## [REQUEST]
Recast the lines from the beginning of the records down to and including the line containing "10, 585, 28]" as a Markdown table with the columns Row and Line, numbering each row and omitting any blank lines.

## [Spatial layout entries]

>>

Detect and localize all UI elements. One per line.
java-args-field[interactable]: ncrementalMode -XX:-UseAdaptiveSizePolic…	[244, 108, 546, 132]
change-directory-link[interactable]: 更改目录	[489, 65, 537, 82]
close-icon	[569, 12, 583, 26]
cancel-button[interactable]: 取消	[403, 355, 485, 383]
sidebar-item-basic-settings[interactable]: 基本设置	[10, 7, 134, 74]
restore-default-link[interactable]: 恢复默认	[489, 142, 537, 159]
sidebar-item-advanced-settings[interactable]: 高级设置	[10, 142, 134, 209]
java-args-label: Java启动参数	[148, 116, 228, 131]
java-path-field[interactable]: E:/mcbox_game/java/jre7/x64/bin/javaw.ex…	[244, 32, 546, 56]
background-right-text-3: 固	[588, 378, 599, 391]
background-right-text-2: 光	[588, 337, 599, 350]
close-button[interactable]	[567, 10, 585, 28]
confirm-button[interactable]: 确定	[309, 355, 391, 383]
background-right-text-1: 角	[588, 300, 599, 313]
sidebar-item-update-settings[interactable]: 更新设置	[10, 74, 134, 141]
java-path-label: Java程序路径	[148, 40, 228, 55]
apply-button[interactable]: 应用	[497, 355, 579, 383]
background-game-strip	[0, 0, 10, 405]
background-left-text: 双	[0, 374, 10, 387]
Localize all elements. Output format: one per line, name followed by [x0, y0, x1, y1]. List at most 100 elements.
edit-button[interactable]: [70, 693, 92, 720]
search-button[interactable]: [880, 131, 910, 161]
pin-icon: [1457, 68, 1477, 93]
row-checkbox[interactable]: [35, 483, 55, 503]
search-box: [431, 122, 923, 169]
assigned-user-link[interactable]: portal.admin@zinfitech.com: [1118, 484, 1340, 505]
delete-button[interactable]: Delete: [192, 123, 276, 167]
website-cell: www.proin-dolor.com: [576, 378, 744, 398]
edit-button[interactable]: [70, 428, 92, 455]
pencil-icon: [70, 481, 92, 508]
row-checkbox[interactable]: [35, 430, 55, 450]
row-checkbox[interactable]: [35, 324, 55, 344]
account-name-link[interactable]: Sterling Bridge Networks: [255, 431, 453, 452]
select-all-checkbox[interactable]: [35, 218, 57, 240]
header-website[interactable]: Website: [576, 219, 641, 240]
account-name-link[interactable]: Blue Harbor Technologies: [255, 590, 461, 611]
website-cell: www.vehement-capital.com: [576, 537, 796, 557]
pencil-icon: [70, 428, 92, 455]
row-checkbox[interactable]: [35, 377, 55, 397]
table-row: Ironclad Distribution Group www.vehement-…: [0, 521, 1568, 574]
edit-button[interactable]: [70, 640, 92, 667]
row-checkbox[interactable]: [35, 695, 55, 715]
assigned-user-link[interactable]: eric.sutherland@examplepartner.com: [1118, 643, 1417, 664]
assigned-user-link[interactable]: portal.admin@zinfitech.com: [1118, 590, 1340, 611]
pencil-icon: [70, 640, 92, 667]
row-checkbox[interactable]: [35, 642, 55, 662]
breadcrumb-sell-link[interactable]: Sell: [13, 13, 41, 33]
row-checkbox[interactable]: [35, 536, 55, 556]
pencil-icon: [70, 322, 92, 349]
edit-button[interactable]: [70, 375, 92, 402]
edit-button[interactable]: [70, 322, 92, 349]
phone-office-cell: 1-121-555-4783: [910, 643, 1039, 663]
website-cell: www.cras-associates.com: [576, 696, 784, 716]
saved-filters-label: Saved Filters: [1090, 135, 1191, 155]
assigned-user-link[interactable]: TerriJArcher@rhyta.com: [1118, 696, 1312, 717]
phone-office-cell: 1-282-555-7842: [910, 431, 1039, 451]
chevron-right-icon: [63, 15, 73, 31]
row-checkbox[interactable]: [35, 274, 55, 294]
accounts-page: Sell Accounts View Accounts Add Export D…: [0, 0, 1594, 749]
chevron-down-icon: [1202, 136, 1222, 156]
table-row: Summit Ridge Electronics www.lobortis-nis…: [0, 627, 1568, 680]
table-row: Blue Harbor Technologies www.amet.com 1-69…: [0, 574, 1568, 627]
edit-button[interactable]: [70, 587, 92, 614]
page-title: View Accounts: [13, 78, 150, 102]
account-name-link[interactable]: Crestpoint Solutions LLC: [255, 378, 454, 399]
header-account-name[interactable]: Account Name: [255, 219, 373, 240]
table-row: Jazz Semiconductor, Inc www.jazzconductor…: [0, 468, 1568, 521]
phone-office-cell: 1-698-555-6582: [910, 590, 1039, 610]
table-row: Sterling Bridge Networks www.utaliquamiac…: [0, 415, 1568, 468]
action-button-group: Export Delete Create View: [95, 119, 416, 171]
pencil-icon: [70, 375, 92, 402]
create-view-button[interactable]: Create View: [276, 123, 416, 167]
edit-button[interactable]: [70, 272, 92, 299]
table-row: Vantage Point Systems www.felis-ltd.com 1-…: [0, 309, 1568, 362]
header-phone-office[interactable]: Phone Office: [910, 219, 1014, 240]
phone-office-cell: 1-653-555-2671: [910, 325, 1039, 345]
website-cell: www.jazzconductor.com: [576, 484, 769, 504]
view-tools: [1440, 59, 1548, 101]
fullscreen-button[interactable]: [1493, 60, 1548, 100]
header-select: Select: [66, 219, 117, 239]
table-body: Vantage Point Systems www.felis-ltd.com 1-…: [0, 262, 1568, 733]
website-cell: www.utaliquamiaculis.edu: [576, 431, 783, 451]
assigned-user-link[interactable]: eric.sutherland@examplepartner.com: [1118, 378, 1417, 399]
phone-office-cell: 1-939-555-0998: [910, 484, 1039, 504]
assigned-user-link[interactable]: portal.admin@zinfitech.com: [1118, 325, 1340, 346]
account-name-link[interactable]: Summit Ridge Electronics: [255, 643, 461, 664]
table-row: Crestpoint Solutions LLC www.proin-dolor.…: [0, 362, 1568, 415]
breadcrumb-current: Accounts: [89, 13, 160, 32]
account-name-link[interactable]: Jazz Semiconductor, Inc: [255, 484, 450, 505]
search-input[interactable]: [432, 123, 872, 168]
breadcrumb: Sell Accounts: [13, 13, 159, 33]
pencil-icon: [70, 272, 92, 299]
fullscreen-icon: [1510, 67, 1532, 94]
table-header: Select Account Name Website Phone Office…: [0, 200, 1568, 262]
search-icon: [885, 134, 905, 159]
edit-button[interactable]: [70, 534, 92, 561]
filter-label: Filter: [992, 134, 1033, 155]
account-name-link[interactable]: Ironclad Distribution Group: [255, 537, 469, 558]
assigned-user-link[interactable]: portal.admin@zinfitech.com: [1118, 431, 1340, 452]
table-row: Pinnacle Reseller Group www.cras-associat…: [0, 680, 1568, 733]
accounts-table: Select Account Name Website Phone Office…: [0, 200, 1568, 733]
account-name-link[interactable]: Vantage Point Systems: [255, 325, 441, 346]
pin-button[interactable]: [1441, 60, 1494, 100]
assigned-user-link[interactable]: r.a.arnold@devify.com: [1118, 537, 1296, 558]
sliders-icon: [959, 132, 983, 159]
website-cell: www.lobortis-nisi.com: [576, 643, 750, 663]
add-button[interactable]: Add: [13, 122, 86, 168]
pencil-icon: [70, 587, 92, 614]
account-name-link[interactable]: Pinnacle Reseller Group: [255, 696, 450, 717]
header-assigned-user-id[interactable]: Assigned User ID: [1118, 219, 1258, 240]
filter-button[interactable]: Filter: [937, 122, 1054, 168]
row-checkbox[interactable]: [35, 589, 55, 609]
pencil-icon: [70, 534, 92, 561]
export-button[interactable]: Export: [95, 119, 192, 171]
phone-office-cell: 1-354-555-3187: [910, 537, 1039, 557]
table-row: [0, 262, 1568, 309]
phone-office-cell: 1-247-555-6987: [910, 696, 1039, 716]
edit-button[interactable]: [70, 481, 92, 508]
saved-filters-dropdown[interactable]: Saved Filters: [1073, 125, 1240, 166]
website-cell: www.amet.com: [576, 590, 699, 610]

<<

## [RESPONSE]
| Row | Line |
|---|---|
| 1 | Detect and localize all UI elements. One per line. |
| 2 | java-args-field[interactable]: ncrementalMode -XX:-UseAdaptiveSizePolic…	[244, 108, 546, 132] |
| 3 | change-directory-link[interactable]: 更改目录	[489, 65, 537, 82] |
| 4 | close-icon	[569, 12, 583, 26] |
| 5 | cancel-button[interactable]: 取消	[403, 355, 485, 383] |
| 6 | sidebar-item-basic-settings[interactable]: 基本设置	[10, 7, 134, 74] |
| 7 | restore-default-link[interactable]: 恢复默认	[489, 142, 537, 159] |
| 8 | sidebar-item-advanced-settings[interactable]: 高级设置	[10, 142, 134, 209] |
| 9 | java-args-label: Java启动参数	[148, 116, 228, 131] |
| 10 | java-path-field[interactable]: E:/mcbox_game/java/jre7/x64/bin/javaw.ex…	[244, 32, 546, 56] |
| 11 | background-right-text-3: 固	[588, 378, 599, 391] |
| 12 | background-right-text-2: 光	[588, 337, 599, 350] |
| 13 | close-button[interactable]	[567, 10, 585, 28] |